(Aim of the task):
How many lines of these records hold the string "screenshot"? Reply with the number alone.

━━━ Material for this task ━━━

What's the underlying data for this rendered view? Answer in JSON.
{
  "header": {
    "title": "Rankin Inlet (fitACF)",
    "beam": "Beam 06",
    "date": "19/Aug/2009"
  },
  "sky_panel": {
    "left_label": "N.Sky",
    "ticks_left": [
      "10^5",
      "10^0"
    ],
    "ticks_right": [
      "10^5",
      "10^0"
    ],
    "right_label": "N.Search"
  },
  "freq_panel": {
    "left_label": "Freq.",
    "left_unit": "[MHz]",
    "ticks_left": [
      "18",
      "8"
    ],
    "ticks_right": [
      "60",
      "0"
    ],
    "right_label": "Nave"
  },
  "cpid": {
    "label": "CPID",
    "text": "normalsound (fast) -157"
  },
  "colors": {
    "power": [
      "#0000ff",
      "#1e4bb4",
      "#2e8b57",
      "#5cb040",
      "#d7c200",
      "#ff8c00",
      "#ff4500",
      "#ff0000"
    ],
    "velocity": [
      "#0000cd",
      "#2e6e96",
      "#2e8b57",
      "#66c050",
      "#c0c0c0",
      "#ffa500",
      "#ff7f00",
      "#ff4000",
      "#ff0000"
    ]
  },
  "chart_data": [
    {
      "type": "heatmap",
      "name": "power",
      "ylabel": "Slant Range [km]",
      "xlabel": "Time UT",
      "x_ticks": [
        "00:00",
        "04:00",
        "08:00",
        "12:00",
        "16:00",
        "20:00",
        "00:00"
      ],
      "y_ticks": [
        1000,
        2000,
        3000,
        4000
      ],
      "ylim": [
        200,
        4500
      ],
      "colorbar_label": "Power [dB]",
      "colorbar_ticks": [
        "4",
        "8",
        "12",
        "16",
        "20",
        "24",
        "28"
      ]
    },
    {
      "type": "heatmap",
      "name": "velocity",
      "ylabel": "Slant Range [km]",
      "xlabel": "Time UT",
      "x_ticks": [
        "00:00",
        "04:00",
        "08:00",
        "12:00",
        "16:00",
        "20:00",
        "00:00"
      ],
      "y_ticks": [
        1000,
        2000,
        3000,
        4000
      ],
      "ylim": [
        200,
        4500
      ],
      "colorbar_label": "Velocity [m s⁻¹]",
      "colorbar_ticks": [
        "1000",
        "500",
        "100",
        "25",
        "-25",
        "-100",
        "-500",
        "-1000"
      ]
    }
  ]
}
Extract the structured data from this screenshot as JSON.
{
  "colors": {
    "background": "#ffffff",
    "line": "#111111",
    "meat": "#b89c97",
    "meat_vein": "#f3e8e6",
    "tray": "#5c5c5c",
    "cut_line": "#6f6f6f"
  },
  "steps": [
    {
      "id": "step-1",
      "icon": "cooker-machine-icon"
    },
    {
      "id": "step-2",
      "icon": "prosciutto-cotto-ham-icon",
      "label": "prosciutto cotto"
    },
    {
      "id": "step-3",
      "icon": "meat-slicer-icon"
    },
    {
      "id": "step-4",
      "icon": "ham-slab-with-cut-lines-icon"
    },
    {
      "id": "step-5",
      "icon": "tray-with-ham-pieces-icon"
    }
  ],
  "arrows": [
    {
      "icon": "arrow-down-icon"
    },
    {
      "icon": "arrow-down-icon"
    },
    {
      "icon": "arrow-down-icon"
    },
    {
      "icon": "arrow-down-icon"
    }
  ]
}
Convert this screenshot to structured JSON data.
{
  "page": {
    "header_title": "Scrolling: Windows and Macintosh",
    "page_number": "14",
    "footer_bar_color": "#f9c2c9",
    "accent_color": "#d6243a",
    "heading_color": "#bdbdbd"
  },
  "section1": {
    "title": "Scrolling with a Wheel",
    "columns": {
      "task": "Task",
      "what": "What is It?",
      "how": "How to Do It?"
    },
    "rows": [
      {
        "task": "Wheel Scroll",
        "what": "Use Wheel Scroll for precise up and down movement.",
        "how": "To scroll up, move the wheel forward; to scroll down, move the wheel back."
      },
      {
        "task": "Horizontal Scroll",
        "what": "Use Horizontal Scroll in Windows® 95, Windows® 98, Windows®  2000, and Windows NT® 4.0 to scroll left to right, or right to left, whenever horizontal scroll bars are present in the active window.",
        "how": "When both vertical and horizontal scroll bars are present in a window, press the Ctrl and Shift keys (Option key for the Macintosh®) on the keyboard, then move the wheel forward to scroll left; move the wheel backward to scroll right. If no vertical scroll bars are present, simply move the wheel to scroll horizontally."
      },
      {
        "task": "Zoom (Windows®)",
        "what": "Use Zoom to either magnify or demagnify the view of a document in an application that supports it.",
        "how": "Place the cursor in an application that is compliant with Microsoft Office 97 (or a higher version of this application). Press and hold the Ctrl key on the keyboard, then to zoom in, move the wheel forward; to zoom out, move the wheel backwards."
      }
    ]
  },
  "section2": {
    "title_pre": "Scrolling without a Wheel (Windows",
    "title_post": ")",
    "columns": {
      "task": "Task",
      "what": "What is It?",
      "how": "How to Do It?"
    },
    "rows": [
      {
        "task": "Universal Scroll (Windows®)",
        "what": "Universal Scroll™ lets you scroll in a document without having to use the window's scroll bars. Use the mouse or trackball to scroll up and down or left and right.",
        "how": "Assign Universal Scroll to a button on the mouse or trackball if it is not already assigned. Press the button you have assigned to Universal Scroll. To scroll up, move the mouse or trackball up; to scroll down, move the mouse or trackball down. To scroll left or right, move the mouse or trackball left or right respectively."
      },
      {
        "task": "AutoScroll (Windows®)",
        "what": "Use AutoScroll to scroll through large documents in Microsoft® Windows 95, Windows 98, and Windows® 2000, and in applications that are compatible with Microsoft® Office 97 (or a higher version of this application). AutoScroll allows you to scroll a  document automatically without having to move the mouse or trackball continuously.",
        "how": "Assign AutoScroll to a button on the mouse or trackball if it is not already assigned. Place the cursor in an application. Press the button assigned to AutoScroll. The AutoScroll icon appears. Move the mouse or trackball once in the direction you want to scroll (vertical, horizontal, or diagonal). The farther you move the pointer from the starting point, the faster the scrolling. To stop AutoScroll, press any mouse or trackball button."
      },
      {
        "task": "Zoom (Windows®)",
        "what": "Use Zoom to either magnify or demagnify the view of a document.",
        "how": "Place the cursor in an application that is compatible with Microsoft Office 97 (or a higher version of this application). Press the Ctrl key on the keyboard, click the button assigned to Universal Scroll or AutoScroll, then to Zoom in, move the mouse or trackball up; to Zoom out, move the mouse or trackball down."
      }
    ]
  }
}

━━━

(Task response):
2